=== Recorded information ===

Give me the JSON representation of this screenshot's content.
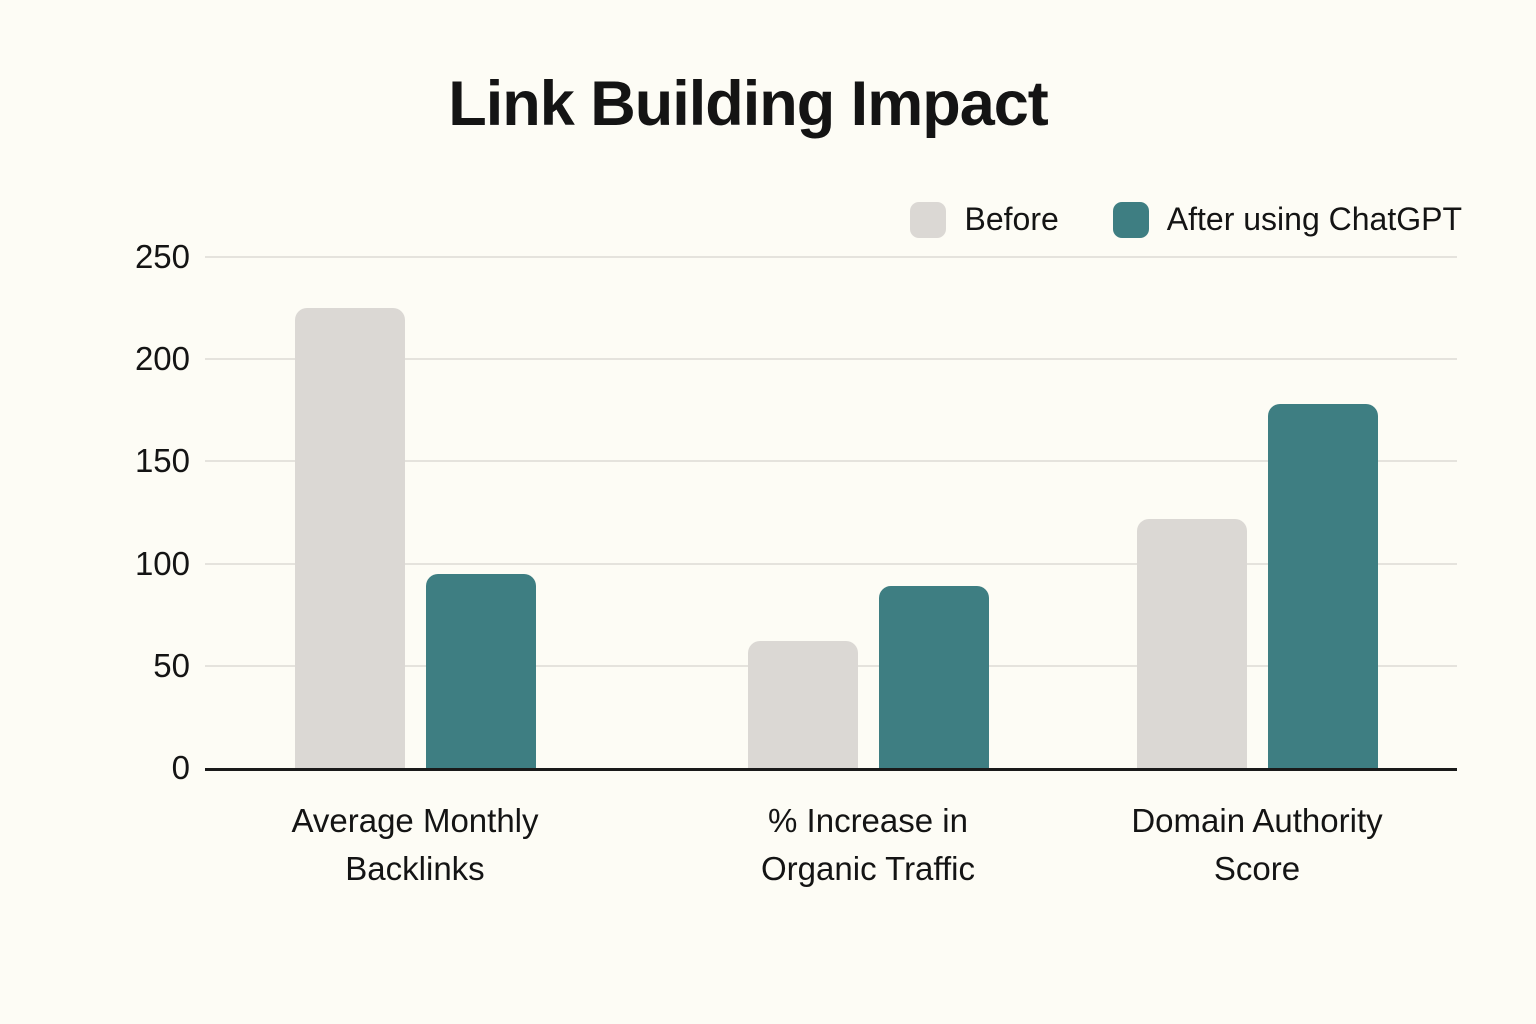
{
  "chart_data": {
    "type": "bar",
    "title": "Link Building Impact",
    "categories": [
      "Average Monthly Backlinks",
      "% Increase in Organic Traffic",
      "Domain Authority Score"
    ],
    "series": [
      {
        "name": "Before",
        "color": "#DBD8D4",
        "values": [
          225,
          62,
          122
        ]
      },
      {
        "name": "After using ChatGPT",
        "color": "#3E7E82",
        "values": [
          95,
          89,
          178
        ]
      }
    ],
    "xlabel": "",
    "ylabel": "",
    "ylim": [
      0,
      250
    ],
    "yticks": [
      0,
      50,
      100,
      150,
      200,
      250
    ],
    "grid": true,
    "legend_position": "top-right",
    "colors": {
      "background": "#FDFCF5",
      "text": "#141414",
      "gridline": "#E5E3DD",
      "axis": "#1A1A1A"
    }
  }
}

===

### Challenge
Repeat all of the records verbatim, leaving out the pictures.

### Output of the task
Give me the JSON representation of this screenshot's content.
{
  "chart_data": {
    "type": "bar",
    "title": "Link Building Impact",
    "categories": [
      "Average Monthly Backlinks",
      "% Increase in Organic Traffic",
      "Domain Authority Score"
    ],
    "series": [
      {
        "name": "Before",
        "color": "#DBD8D4",
        "values": [
          225,
          62,
          122
        ]
      },
      {
        "name": "After using ChatGPT",
        "color": "#3E7E82",
        "values": [
          95,
          89,
          178
        ]
      }
    ],
    "xlabel": "",
    "ylabel": "",
    "ylim": [
      0,
      250
    ],
    "yticks": [
      0,
      50,
      100,
      150,
      200,
      250
    ],
    "grid": true,
    "legend_position": "top-right",
    "colors": {
      "background": "#FDFCF5",
      "text": "#141414",
      "gridline": "#E5E3DD",
      "axis": "#1A1A1A"
    }
  }
}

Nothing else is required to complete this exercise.